Exercise materials:
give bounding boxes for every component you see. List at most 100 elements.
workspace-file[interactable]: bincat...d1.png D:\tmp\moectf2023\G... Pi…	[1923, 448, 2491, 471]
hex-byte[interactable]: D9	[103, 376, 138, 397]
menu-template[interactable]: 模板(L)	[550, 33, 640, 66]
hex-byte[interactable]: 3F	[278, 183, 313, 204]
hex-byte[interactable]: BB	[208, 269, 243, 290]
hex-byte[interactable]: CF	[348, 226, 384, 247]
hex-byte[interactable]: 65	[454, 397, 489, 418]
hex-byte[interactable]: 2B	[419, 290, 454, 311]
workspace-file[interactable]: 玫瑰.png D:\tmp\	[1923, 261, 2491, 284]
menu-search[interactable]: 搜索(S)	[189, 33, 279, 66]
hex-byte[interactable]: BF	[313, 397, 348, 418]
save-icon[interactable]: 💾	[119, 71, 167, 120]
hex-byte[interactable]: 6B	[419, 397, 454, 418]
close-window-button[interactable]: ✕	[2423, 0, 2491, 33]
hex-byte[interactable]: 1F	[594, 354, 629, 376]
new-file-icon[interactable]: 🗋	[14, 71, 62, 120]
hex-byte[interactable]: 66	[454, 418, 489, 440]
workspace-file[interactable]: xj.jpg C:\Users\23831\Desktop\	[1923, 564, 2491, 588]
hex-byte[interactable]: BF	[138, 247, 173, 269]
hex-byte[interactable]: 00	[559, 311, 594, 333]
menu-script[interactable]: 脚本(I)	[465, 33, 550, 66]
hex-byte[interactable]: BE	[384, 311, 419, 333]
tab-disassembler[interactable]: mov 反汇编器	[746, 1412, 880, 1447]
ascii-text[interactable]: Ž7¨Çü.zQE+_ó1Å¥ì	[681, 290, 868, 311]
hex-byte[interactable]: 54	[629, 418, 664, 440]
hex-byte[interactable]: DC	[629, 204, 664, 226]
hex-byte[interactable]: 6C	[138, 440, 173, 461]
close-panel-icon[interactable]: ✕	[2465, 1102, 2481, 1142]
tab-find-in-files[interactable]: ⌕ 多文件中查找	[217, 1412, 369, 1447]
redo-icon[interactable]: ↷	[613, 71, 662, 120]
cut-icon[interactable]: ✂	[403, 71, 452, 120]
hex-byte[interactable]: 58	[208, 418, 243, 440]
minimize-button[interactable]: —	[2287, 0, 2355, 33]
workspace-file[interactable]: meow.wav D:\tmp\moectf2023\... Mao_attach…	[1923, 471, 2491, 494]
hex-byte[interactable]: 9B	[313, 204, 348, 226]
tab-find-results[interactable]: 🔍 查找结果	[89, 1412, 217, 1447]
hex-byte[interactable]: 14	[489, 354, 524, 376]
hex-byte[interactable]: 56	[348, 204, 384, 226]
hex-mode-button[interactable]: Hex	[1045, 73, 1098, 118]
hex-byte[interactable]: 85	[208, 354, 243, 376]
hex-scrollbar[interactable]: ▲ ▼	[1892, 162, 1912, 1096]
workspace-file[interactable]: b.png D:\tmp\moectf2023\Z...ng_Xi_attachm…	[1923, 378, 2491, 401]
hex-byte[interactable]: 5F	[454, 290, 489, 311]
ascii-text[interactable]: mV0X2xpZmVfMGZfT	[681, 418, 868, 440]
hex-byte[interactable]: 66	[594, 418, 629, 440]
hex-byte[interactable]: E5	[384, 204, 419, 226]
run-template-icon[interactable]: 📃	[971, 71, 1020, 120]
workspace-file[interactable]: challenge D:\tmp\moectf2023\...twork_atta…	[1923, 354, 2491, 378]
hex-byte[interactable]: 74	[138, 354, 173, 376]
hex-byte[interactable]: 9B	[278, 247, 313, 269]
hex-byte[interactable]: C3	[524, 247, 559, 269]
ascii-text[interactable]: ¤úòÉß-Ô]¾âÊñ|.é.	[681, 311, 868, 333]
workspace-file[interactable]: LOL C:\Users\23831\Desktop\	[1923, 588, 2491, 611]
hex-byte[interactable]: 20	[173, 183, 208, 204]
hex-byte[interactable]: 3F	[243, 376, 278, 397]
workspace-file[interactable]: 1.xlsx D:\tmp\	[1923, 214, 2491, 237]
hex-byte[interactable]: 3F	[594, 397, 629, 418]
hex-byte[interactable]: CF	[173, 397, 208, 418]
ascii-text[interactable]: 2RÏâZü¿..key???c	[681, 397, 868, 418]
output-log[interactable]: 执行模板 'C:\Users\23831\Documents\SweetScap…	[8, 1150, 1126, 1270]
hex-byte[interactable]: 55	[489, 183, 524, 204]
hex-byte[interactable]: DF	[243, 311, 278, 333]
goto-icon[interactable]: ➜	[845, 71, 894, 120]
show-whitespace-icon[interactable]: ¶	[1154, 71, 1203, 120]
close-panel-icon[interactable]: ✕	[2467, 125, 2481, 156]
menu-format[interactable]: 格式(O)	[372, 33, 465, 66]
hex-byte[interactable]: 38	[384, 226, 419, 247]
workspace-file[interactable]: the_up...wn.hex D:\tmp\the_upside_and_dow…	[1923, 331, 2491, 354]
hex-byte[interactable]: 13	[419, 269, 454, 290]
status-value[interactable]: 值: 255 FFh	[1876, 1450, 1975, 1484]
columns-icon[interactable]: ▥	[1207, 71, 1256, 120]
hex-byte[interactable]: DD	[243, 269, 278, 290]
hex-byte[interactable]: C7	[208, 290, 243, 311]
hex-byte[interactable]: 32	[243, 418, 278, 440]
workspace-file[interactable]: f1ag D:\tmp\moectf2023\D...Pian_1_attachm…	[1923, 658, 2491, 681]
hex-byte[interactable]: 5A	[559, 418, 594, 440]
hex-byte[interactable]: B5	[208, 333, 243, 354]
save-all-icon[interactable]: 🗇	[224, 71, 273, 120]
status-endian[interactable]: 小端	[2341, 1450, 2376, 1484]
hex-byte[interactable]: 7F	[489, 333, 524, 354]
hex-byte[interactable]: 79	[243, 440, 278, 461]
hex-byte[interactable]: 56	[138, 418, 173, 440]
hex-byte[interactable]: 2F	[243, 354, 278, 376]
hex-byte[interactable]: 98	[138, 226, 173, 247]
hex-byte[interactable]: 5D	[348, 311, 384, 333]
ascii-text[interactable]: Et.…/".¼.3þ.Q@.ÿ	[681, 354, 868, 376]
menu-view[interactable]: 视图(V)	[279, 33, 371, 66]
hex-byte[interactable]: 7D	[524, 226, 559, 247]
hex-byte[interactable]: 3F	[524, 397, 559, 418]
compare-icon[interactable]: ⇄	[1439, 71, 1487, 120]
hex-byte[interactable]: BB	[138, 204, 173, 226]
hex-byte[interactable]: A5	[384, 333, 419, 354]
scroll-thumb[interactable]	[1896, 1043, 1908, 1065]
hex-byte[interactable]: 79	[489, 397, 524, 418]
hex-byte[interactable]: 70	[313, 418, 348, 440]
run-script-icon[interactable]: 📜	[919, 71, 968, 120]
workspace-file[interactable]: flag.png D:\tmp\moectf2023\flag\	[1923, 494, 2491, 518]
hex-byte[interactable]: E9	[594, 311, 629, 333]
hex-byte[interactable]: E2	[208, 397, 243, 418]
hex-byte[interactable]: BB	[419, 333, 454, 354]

What to work on:
How many lines in the entries above contain the string "save"? Case counts. Give only the number.

Task output:
2